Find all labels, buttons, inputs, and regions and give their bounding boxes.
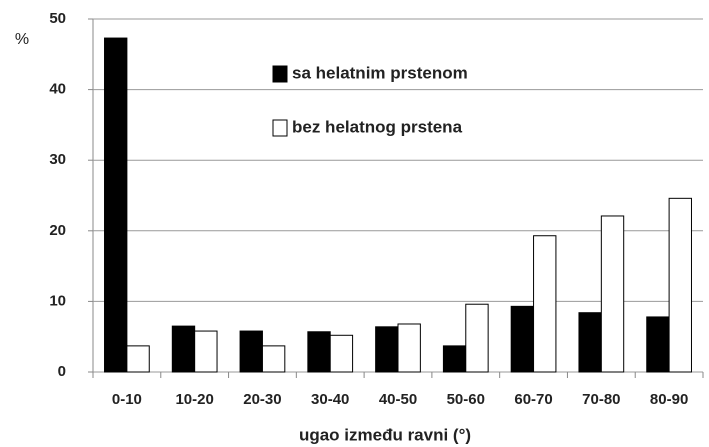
bar [375,326,399,373]
legend-label: bez helatnog prstena [292,117,463,136]
legend-swatch [272,65,288,83]
bar [533,235,557,373]
bar [329,334,354,373]
bar [194,330,218,373]
x-tick-label: 10-20 [175,391,213,408]
x-tick-label: 70-80 [582,391,620,408]
bar [307,331,331,373]
x-tick-label: 40-50 [379,391,417,408]
x-tick-label: 80-90 [650,391,688,408]
x-tick-label: 30-40 [311,391,349,408]
bar [578,312,602,373]
y-tick-label: 30 [49,151,66,168]
x-tick-label: 20-30 [243,391,281,408]
x-tick-label: 50-60 [447,391,485,408]
bar [442,345,467,373]
legend-label: sa helatnim prstenom [292,63,468,82]
y-axis-title: % [15,31,29,48]
y-tick-label: 20 [49,222,66,239]
legend-swatch [272,119,288,137]
bar [646,316,670,373]
bar [465,303,489,373]
bar [261,345,286,373]
bar [600,215,625,373]
bar [239,330,263,373]
y-tick-label: 0 [58,363,66,380]
y-tick-label: 50 [49,10,66,27]
y-tick-label: 10 [49,292,66,309]
bar [171,325,196,373]
bar [510,305,535,373]
y-tick-label: 40 [49,81,66,98]
bar [126,345,150,373]
x-tick-label: 0-10 [112,391,142,408]
bar [104,37,128,373]
bar [668,197,692,373]
x-tick-label: 60-70 [514,391,552,408]
x-axis-title: ugao između ravni (°) [299,425,471,444]
bar [397,323,421,373]
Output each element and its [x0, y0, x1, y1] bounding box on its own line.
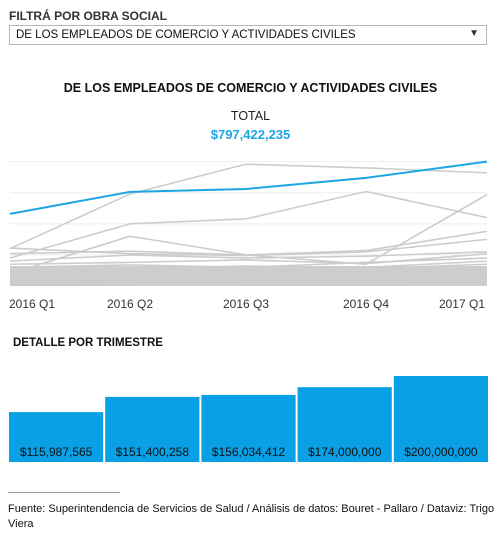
----------------
请改写从包含“bar [375,326,399,373]”的那一行起、至包含“y-axis-title: % [15,31,29,48]”的那一行止的各行，将其中的“legend-label”一律替换为“legend-text”，其余内容保持不变。

◆ **本题答案**:
bar [375,326,399,373]
legend-text: bez helatnog prstena [292,117,463,136]
legend-swatch [272,65,288,83]
bar [533,235,557,373]
bar [329,334,354,373]
bar [194,330,218,373]
x-tick-label: 10-20 [175,391,213,408]
x-tick-label: 70-80 [582,391,620,408]
bar [307,331,331,373]
x-tick-label: 40-50 [379,391,417,408]
x-tick-label: 80-90 [650,391,688,408]
x-tick-label: 30-40 [311,391,349,408]
bar [578,312,602,373]
y-tick-label: 30 [49,151,66,168]
x-tick-label: 20-30 [243,391,281,408]
x-tick-label: 50-60 [447,391,485,408]
bar [442,345,467,373]
legend-text: sa helatnim prstenom [292,63,468,82]
y-axis-title: % [15,31,29,48]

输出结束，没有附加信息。